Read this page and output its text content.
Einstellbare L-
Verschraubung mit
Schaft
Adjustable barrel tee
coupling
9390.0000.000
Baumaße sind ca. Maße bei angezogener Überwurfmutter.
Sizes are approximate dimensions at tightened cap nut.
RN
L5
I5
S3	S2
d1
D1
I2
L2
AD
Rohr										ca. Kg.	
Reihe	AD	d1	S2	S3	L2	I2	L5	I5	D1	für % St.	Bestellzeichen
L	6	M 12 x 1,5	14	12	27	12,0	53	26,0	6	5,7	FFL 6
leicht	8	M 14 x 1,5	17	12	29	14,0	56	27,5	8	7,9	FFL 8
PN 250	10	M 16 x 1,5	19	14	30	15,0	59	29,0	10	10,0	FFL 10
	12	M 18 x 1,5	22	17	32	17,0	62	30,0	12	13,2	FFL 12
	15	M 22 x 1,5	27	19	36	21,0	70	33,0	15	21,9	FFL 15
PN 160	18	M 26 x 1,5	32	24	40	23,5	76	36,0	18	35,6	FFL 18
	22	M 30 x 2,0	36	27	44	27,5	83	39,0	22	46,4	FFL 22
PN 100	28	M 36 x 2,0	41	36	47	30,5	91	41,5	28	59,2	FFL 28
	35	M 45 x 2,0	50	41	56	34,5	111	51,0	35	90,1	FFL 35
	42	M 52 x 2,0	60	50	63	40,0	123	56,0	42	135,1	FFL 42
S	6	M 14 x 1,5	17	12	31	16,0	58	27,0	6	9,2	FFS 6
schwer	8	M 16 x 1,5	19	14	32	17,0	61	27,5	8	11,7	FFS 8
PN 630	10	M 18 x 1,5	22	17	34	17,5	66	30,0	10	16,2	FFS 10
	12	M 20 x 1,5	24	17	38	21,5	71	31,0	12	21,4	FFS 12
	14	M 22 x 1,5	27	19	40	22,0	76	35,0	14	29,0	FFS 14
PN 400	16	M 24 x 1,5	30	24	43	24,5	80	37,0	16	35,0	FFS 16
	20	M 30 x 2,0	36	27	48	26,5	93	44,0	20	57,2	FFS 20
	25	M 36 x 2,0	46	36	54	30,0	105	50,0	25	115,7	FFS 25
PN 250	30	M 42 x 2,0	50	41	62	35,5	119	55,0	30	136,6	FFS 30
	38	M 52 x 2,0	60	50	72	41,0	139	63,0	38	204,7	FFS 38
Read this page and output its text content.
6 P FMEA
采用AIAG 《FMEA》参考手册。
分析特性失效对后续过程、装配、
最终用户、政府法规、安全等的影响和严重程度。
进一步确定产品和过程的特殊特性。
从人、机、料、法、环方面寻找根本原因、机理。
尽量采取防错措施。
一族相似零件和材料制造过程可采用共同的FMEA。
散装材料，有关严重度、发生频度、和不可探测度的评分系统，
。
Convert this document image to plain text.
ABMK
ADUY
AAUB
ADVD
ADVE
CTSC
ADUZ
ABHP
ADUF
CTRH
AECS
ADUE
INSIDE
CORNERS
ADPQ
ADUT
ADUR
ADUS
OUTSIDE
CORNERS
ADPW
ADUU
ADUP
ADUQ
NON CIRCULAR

What the exercise asks
Repeat the lines above exactly.

The output
Read this page and output its text content.
Einstellbare L-
Verschraubung mit
Schaft
Adjustable barrel tee
coupling
9390.0000.000
Baumaße sind ca. Maße bei angezogener Überwurfmutter.
Sizes are approximate dimensions at tightened cap nut.
RN
L5
I5
S3	S2
d1
D1
I2
L2
AD
Rohr										ca. Kg.	
Reihe	AD	d1	S2	S3	L2	I2	L5	I5	D1	für % St.	Bestellzeichen
L	6	M 12 x 1,5	14	12	27	12,0	53	26,0	6	5,7	FFL 6
leicht	8	M 14 x 1,5	17	12	29	14,0	56	27,5	8	7,9	FFL 8
PN 250	10	M 16 x 1,5	19	14	30	15,0	59	29,0	10	10,0	FFL 10
	12	M 18 x 1,5	22	17	32	17,0	62	30,0	12	13,2	FFL 12
	15	M 22 x 1,5	27	19	36	21,0	70	33,0	15	21,9	FFL 15
PN 160	18	M 26 x 1,5	32	24	40	23,5	76	36,0	18	35,6	FFL 18
	22	M 30 x 2,0	36	27	44	27,5	83	39,0	22	46,4	FFL 22
PN 100	28	M 36 x 2,0	41	36	47	30,5	91	41,5	28	59,2	FFL 28
	35	M 45 x 2,0	50	41	56	34,5	111	51,0	35	90,1	FFL 35
	42	M 52 x 2,0	60	50	63	40,0	123	56,0	42	135,1	FFL 42
S	6	M 14 x 1,5	17	12	31	16,0	58	27,0	6	9,2	FFS 6
schwer	8	M 16 x 1,5	19	14	32	17,0	61	27,5	8	11,7	FFS 8
PN 630	10	M 18 x 1,5	22	17	34	17,5	66	30,0	10	16,2	FFS 10
	12	M 20 x 1,5	24	17	38	21,5	71	31,0	12	21,4	FFS 12
	14	M 22 x 1,5	27	19	40	22,0	76	35,0	14	29,0	FFS 14
PN 400	16	M 24 x 1,5	30	24	43	24,5	80	37,0	16	35,0	FFS 16
	20	M 30 x 2,0	36	27	48	26,5	93	44,0	20	57,2	FFS 20
	25	M 36 x 2,0	46	36	54	30,0	105	50,0	25	115,7	FFS 25
PN 250	30	M 42 x 2,0	50	41	62	35,5	119	55,0	30	136,6	FFS 30
	38	M 52 x 2,0	60	50	72	41,0	139	63,0	38	204,7	FFS 38
Read this page and output its text content.
6 P FMEA
采用AIAG 《FMEA》参考手册。
分析特性失效对后续过程、装配、
最终用户、政府法规、安全等的影响和严重程度。
进一步确定产品和过程的特殊特性。
从人、机、料、法、环方面寻找根本原因、机理。
尽量采取防错措施。
一族相似零件和材料制造过程可采用共同的FMEA。
散装材料，有关严重度、发生频度、和不可探测度的评分系统，
。
Convert this document image to plain text.
ABMK
ADUY
AAUB
ADVD
ADVE
CTSC
ADUZ
ABHP
ADUF
CTRH
AECS
ADUE
INSIDE
CORNERS
ADPQ
ADUT
ADUR
ADUS
OUTSIDE
CORNERS
ADPW
ADUU
ADUP
ADUQ
NON CIRCULAR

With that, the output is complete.